**WORK TO COMPLETE**
State only the count of lines in the listing below that hold "совместной".
• • • • • • •
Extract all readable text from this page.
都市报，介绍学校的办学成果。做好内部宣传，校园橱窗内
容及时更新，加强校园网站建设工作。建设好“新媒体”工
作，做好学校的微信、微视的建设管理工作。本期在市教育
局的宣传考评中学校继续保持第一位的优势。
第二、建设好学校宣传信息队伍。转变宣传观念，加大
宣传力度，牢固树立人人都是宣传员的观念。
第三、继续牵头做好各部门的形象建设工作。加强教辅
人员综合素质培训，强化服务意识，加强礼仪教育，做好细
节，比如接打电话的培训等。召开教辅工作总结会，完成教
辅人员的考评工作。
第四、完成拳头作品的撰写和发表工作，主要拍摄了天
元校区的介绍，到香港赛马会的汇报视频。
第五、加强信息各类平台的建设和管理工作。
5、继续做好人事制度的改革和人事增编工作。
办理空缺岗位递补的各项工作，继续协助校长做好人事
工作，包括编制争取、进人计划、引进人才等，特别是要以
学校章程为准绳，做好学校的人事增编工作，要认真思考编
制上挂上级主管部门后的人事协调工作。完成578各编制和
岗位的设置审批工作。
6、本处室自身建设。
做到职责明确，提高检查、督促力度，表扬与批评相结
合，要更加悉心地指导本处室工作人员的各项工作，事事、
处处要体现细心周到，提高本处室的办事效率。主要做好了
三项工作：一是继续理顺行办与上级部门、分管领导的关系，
• • • • • • •
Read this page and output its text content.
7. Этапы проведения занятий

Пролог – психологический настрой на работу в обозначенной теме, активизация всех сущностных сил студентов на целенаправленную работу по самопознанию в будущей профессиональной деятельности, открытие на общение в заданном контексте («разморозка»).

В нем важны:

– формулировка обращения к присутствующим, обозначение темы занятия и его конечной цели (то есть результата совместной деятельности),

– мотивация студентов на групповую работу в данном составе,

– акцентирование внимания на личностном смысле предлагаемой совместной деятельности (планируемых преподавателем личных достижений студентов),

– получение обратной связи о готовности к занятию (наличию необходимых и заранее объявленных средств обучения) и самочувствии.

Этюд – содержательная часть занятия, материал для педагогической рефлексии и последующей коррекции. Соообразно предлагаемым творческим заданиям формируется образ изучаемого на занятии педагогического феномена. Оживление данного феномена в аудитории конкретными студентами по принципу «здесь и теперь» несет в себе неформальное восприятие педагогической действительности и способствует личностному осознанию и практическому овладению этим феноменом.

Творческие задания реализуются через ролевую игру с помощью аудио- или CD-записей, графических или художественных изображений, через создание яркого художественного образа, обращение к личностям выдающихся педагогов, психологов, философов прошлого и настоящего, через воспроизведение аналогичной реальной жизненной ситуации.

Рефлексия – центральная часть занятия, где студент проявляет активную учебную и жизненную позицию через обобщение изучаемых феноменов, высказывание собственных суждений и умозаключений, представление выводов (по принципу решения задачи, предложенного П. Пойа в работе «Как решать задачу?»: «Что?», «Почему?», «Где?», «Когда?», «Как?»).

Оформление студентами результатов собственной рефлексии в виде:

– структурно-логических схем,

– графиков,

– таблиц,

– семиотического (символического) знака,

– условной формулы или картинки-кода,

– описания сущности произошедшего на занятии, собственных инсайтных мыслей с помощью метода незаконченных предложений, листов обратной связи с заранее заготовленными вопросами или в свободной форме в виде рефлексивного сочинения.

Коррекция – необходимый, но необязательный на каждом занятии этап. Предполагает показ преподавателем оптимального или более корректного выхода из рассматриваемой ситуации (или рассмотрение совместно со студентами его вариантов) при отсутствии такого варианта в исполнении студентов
• • • • • • •
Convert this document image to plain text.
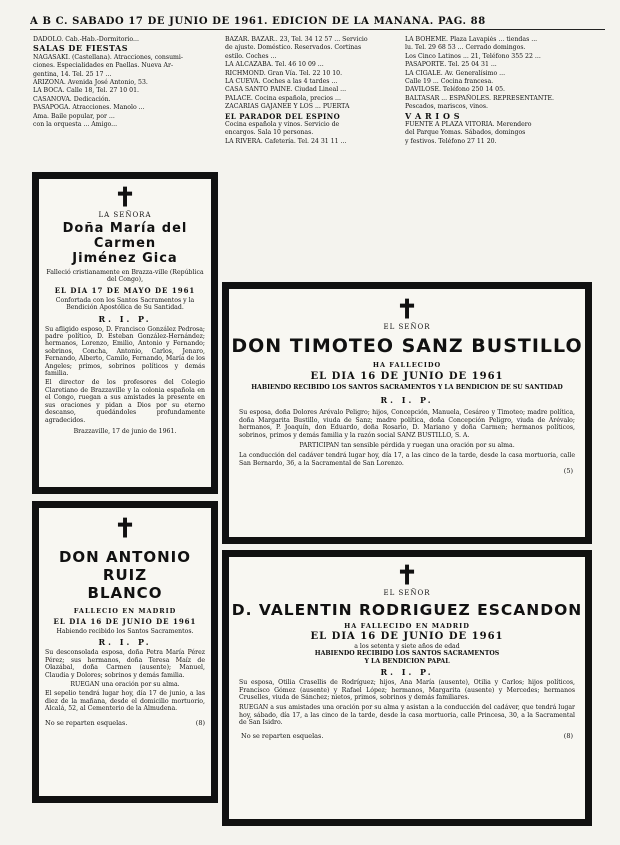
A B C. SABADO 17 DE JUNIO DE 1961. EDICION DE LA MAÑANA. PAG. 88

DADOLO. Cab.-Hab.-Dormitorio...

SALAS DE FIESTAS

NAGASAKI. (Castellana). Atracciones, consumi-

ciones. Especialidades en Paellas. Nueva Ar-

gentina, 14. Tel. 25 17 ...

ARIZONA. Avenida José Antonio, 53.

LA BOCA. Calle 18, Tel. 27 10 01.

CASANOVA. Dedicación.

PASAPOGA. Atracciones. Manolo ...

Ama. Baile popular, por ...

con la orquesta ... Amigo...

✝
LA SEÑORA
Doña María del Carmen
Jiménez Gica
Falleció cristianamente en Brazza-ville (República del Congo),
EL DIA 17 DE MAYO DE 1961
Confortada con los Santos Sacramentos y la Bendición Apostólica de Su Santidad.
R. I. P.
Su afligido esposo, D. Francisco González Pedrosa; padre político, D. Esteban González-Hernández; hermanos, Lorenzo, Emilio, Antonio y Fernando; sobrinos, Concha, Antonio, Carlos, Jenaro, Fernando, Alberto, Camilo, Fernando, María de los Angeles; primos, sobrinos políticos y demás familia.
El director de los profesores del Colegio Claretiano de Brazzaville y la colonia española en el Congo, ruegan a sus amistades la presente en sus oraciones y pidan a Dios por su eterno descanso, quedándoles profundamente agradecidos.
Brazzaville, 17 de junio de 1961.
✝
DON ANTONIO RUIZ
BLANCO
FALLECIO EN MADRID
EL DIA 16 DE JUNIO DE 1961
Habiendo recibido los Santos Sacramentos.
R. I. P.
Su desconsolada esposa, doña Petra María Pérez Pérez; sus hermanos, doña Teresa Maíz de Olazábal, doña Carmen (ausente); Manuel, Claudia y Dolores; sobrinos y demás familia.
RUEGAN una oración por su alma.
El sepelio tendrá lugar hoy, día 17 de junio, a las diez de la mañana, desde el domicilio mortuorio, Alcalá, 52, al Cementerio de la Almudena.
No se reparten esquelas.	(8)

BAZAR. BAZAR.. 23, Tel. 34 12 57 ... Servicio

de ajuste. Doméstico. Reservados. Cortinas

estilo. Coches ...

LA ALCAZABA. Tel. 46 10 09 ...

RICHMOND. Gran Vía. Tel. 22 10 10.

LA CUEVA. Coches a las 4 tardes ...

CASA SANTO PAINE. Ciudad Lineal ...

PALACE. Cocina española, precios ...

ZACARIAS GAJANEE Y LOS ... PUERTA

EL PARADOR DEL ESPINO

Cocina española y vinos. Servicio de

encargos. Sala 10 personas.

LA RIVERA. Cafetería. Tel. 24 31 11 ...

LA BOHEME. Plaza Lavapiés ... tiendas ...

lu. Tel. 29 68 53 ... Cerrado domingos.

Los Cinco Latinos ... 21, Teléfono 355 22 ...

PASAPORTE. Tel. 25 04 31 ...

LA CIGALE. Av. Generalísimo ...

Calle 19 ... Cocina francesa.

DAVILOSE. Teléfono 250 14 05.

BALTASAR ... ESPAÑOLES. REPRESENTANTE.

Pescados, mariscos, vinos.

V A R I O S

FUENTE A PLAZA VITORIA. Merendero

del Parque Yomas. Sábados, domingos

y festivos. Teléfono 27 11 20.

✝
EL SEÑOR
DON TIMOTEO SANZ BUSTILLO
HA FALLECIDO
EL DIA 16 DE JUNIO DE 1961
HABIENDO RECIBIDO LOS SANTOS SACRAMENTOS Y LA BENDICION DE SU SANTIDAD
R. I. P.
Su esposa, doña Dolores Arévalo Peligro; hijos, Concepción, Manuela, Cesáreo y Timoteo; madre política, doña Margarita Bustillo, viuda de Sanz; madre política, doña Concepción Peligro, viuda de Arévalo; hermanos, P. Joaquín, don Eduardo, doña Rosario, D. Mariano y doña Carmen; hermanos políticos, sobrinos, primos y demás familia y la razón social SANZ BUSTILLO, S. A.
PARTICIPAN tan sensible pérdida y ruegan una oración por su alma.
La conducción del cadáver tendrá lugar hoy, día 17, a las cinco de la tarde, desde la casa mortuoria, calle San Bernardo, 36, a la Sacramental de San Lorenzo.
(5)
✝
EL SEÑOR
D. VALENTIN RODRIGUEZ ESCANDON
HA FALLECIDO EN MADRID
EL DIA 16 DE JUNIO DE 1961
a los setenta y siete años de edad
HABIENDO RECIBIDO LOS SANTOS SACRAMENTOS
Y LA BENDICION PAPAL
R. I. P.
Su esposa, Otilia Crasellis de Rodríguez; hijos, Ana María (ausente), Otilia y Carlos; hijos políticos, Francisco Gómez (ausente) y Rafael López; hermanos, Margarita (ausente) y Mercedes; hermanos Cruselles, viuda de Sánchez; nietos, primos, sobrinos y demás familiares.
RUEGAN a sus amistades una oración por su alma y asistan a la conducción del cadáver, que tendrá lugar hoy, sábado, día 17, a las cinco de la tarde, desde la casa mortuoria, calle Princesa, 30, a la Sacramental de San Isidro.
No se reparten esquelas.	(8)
• • • • • • •
**FULL SOLUTION**
2